TEXT TO READ |
····················
Well, isn't this dandy? I've been bitching for five years that "Entertainment Weekly" publishes its Fall TV Preview after the fall shows have already started, and this year – after I drop my subscription – they finally publish it on time! And then the fall season kicked off last night with Ringer (which airs on the CW network but still technically counts as a show), and now I'm the one who's late to the party.

I mean, sure, we may as well not even have a TV season this year, since CW has canceled Hellcats for some reason. But the Annual TiVo Gauntlet of New Fall Programming is not a time for looking backward; it's a time for looking forward, to new shows! Which, by and large, look exactly like the old shows! For instance, there are nine new comedies on the networks this year, and five of them feature the premise where one character moves in with another character or characters – but surely there's great material still to be mined from that premise, right? (Technically eight shows hinge on moving in this fall, if you count Hart of Dixie [moving in to small-town Alabama]; Terra Nova [moving in to the Cretaceous Period]; and Two and a Half Men, which began with Jon Cryer moving in to Charlie Sheen's house and will reboot this fall with Ashton Kutcher moving in to his enormous two-story trailer...and also Sheen's old pad.)
····················
YOUR TASKS |
1. From the passage on the fall TV season, quote the part that opens with the words containing "Well, isn't this" and closes with "to the party.".
2. Answer these from the passage on the fall TV season:
(a) Which network airs Ringer?
(b) How many new comedies are on the networks this year?
(c) Which show has the CW canceled?
The entries below the passage were taken from a separate source.
····················
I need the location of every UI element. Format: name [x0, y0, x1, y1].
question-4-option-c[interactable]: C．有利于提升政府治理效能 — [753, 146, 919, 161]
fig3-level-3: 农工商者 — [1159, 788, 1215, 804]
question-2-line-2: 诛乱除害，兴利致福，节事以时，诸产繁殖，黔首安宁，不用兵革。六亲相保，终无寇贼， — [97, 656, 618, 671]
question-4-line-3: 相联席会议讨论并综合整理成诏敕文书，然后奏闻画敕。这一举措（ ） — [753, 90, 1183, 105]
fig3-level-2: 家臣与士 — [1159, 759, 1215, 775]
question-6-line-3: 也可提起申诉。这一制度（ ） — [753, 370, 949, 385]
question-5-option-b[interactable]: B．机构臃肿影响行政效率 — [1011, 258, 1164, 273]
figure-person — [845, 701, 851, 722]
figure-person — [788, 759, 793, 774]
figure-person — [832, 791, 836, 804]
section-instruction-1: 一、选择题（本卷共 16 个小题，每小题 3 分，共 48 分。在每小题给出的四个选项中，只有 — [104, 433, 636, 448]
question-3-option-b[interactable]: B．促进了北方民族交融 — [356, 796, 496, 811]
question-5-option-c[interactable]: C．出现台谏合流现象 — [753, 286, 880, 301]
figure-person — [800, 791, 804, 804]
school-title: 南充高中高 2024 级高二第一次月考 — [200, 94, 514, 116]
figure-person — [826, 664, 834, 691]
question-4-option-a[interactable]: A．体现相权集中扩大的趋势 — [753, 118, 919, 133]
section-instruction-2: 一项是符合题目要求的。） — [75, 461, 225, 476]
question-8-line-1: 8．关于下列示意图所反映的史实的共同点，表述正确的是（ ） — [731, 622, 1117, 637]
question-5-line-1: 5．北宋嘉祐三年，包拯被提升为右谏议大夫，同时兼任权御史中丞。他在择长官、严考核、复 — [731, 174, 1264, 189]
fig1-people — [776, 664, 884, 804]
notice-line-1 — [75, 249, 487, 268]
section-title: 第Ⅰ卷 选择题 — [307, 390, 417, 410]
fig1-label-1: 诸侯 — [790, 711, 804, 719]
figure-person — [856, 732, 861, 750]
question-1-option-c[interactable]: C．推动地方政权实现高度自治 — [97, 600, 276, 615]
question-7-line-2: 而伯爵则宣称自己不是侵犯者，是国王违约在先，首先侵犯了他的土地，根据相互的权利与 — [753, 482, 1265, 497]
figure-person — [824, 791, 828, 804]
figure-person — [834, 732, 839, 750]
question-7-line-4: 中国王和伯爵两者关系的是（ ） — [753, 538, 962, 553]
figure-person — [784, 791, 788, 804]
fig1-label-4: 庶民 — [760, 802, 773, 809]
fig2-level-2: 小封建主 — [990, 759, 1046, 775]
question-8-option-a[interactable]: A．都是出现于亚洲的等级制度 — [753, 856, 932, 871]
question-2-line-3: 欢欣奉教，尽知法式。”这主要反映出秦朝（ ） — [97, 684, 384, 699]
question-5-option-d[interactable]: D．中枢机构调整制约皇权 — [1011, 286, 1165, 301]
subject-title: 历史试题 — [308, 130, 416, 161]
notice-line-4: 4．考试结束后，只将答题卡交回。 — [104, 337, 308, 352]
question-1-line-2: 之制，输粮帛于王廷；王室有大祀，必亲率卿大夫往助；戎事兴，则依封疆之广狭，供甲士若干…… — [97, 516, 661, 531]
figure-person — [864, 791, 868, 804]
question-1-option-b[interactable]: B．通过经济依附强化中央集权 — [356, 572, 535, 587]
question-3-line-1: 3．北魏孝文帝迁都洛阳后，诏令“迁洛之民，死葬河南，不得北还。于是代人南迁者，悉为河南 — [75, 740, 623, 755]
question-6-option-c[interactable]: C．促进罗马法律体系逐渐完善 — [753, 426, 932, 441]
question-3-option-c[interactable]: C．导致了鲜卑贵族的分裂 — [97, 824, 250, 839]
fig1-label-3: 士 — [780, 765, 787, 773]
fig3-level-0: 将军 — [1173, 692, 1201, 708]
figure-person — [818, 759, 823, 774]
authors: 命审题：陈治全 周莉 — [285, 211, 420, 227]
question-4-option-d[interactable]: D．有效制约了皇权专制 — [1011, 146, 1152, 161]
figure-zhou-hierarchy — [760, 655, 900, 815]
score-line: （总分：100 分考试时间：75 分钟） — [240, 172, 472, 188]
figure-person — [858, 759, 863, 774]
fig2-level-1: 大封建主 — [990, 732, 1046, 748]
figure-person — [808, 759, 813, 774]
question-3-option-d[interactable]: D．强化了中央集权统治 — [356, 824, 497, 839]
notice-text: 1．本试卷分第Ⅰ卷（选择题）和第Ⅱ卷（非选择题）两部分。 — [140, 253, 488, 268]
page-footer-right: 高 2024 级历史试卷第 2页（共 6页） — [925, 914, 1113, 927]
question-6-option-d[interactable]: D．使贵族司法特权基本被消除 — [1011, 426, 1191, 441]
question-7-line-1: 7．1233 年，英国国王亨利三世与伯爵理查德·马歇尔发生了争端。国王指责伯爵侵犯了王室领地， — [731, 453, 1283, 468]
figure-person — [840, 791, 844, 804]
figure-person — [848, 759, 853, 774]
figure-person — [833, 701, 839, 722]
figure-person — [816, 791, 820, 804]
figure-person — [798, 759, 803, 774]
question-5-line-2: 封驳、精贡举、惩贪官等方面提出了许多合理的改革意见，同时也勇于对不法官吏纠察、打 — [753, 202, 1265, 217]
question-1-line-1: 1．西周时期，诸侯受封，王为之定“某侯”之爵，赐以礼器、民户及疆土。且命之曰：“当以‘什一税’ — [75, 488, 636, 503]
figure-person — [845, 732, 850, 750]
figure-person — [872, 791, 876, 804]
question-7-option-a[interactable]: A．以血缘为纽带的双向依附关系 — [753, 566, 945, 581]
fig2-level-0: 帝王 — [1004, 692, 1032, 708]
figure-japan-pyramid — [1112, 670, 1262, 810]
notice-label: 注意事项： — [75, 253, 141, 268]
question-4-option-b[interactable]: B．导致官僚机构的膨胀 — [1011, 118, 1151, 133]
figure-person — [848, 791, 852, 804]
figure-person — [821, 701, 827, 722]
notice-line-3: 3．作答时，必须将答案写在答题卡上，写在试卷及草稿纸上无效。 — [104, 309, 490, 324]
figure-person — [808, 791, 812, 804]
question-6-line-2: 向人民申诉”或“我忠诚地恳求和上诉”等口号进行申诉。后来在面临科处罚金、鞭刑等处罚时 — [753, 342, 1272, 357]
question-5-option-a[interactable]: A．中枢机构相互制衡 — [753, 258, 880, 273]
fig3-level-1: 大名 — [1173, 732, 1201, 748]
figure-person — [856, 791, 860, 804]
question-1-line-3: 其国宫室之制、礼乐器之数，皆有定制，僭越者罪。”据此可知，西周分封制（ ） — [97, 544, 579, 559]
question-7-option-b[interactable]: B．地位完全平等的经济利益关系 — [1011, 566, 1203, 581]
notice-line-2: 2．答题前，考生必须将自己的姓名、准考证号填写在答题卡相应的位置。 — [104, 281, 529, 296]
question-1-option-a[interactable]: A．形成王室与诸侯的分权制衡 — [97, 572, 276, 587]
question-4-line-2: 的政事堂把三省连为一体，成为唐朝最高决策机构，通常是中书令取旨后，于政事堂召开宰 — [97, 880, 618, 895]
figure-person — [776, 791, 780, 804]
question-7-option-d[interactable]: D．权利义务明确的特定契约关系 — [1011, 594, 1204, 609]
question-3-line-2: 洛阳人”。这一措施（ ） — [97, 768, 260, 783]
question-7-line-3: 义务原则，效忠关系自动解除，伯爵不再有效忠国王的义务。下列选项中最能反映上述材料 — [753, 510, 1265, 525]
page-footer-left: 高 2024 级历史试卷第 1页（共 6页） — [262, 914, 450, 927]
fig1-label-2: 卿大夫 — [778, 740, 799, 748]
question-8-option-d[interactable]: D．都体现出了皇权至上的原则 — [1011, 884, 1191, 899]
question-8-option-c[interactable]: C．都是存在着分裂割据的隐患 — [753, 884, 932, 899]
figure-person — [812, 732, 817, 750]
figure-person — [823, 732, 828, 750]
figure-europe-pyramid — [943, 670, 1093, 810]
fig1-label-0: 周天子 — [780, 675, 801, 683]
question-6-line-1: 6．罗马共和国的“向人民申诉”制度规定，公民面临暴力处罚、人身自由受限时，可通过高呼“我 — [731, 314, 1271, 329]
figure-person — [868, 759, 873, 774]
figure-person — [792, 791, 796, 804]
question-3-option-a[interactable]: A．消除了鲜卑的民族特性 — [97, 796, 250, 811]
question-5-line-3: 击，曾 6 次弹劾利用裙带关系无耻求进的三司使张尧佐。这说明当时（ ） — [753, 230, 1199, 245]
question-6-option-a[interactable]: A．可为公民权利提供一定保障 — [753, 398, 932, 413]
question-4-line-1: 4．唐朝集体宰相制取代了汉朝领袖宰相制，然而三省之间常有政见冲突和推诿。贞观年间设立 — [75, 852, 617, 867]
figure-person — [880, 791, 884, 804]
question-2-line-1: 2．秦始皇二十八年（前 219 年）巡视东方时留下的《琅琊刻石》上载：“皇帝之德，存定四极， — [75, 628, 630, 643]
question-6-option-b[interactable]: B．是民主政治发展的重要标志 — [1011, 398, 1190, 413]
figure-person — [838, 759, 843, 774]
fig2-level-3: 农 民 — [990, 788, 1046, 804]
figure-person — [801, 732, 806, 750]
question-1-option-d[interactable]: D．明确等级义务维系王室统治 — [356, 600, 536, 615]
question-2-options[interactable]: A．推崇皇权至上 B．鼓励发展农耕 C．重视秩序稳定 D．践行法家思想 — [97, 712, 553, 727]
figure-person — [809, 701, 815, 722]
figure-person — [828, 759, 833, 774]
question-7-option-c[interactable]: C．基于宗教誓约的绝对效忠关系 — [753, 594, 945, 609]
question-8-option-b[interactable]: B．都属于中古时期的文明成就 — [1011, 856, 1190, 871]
····················
WORKED SOLUTIONS |
1.
Well, isn't this dandy? I've been bitching for five years that "Entertainment Weekly" publishes its Fall TV Preview after the fall shows have already started, and this year – after I drop my subscription – they finally publish it on time! And then the fall season kicked off last night with Ringer (which airs on the CW network but still technically counts as a show), and now I'm the one who's late to the party.

2.
(a) The CW
(b) Nine
(c) Hellcats